*EXERCISE TASK*: Quote, verbatim, all material below, without pictures.

>> start

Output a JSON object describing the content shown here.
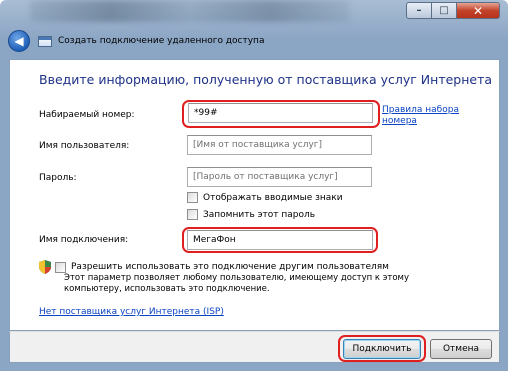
{
  "window": {
    "title": "Создать подключение удаленного доступа",
    "minimize_glyph": "–",
    "maximize_glyph": "□",
    "close_glyph": "✕"
  },
  "main": {
    "heading": "Введите информацию, полученную от поставщика услуг Интернета",
    "phone": {
      "label": "Набираемый номер:",
      "value": "*99#",
      "rules_link": "Правила набора номера"
    },
    "username": {
      "label": "Имя пользователя:",
      "placeholder": "[Имя от поставщика услуг]"
    },
    "password": {
      "label": "Пароль:",
      "placeholder": "[Пароль от поставщика услуг]"
    },
    "show_chars": {
      "label": "Отображать вводимые знаки",
      "checked": false
    },
    "remember_password": {
      "label": "Запомнить этот пароль",
      "checked": false
    },
    "connection_name": {
      "label": "Имя подключения:",
      "value": "МегаФон"
    },
    "allow_others": {
      "label": "Разрешить использовать это подключение другим пользователям",
      "checked": false,
      "description": "Этот параметр позволяет любому пользователю, имеющему доступ к этому компьютеру, использовать это подключение."
    },
    "no_isp_link": "Нет поставщика услуг Интернета (ISP)"
  },
  "footer": {
    "connect_label": "Подключить",
    "cancel_label": "Отмена"
  },
  "colors": {
    "heading": "#1e3287",
    "link": "#0b44c4",
    "highlight": "#e02020"
  }
}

>> end

*WRITTEN SOLUTION*:
Output a JSON object describing the content shown here.
{
  "window": {
    "title": "Создать подключение удаленного доступа",
    "minimize_glyph": "–",
    "maximize_glyph": "□",
    "close_glyph": "✕"
  },
  "main": {
    "heading": "Введите информацию, полученную от поставщика услуг Интернета",
    "phone": {
      "label": "Набираемый номер:",
      "value": "*99#",
      "rules_link": "Правила набора номера"
    },
    "username": {
      "label": "Имя пользователя:",
      "placeholder": "[Имя от поставщика услуг]"
    },
    "password": {
      "label": "Пароль:",
      "placeholder": "[Пароль от поставщика услуг]"
    },
    "show_chars": {
      "label": "Отображать вводимые знаки",
      "checked": false
    },
    "remember_password": {
      "label": "Запомнить этот пароль",
      "checked": false
    },
    "connection_name": {
      "label": "Имя подключения:",
      "value": "МегаФон"
    },
    "allow_others": {
      "label": "Разрешить использовать это подключение другим пользователям",
      "checked": false,
      "description": "Этот параметр позволяет любому пользователю, имеющему доступ к этому компьютеру, использовать это подключение."
    },
    "no_isp_link": "Нет поставщика услуг Интернета (ISP)"
  },
  "footer": {
    "connect_label": "Подключить",
    "cancel_label": "Отмена"
  },
  "colors": {
    "heading": "#1e3287",
    "link": "#0b44c4",
    "highlight": "#e02020"
  }
}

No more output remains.